_TASK REQUIREMENTS_: Restate every line of the material, word for word.
━━ INPUT DATA
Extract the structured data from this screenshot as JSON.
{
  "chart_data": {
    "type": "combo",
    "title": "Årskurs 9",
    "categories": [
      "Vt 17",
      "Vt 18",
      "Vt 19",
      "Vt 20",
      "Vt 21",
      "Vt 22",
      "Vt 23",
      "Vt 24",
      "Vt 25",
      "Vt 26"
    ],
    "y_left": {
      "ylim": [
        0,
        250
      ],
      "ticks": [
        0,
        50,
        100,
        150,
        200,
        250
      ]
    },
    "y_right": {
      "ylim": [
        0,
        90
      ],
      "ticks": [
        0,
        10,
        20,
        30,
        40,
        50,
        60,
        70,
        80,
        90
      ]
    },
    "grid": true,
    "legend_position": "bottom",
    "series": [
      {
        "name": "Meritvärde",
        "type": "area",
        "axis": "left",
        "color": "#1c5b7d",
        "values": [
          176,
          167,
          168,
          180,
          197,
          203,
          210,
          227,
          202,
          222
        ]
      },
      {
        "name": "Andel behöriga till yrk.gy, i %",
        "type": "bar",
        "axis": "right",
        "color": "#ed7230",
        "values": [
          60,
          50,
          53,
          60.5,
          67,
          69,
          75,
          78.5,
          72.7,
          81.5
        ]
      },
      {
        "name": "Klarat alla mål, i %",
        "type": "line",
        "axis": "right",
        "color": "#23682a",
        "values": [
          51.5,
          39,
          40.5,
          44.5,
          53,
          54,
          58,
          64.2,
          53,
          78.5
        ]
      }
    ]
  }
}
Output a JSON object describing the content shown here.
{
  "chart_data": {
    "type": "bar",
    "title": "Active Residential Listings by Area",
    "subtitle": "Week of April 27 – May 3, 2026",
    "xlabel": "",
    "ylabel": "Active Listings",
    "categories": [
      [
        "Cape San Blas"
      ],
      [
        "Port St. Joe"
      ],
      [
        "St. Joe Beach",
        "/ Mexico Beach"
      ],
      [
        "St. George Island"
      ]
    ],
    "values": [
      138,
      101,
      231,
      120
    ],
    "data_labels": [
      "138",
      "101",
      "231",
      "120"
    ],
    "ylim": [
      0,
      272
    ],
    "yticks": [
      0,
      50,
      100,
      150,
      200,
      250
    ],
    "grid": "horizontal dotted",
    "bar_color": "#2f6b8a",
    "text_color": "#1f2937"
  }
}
━━━━
_RESULT OF THE TASK_:
Extract the structured data from this screenshot as JSON.
{
  "chart_data": {
    "type": "combo",
    "title": "Årskurs 9",
    "categories": [
      "Vt 17",
      "Vt 18",
      "Vt 19",
      "Vt 20",
      "Vt 21",
      "Vt 22",
      "Vt 23",
      "Vt 24",
      "Vt 25",
      "Vt 26"
    ],
    "y_left": {
      "ylim": [
        0,
        250
      ],
      "ticks": [
        0,
        50,
        100,
        150,
        200,
        250
      ]
    },
    "y_right": {
      "ylim": [
        0,
        90
      ],
      "ticks": [
        0,
        10,
        20,
        30,
        40,
        50,
        60,
        70,
        80,
        90
      ]
    },
    "grid": true,
    "legend_position": "bottom",
    "series": [
      {
        "name": "Meritvärde",
        "type": "area",
        "axis": "left",
        "color": "#1c5b7d",
        "values": [
          176,
          167,
          168,
          180,
          197,
          203,
          210,
          227,
          202,
          222
        ]
      },
      {
        "name": "Andel behöriga till yrk.gy, i %",
        "type": "bar",
        "axis": "right",
        "color": "#ed7230",
        "values": [
          60,
          50,
          53,
          60.5,
          67,
          69,
          75,
          78.5,
          72.7,
          81.5
        ]
      },
      {
        "name": "Klarat alla mål, i %",
        "type": "line",
        "axis": "right",
        "color": "#23682a",
        "values": [
          51.5,
          39,
          40.5,
          44.5,
          53,
          54,
          58,
          64.2,
          53,
          78.5
        ]
      }
    ]
  }
}
Output a JSON object describing the content shown here.
{
  "chart_data": {
    "type": "bar",
    "title": "Active Residential Listings by Area",
    "subtitle": "Week of April 27 – May 3, 2026",
    "xlabel": "",
    "ylabel": "Active Listings",
    "categories": [
      [
        "Cape San Blas"
      ],
      [
        "Port St. Joe"
      ],
      [
        "St. Joe Beach",
        "/ Mexico Beach"
      ],
      [
        "St. George Island"
      ]
    ],
    "values": [
      138,
      101,
      231,
      120
    ],
    "data_labels": [
      "138",
      "101",
      "231",
      "120"
    ],
    "ylim": [
      0,
      272
    ],
    "yticks": [
      0,
      50,
      100,
      150,
      200,
      250
    ],
    "grid": "horizontal dotted",
    "bar_color": "#2f6b8a",
    "text_color": "#1f2937"
  }
}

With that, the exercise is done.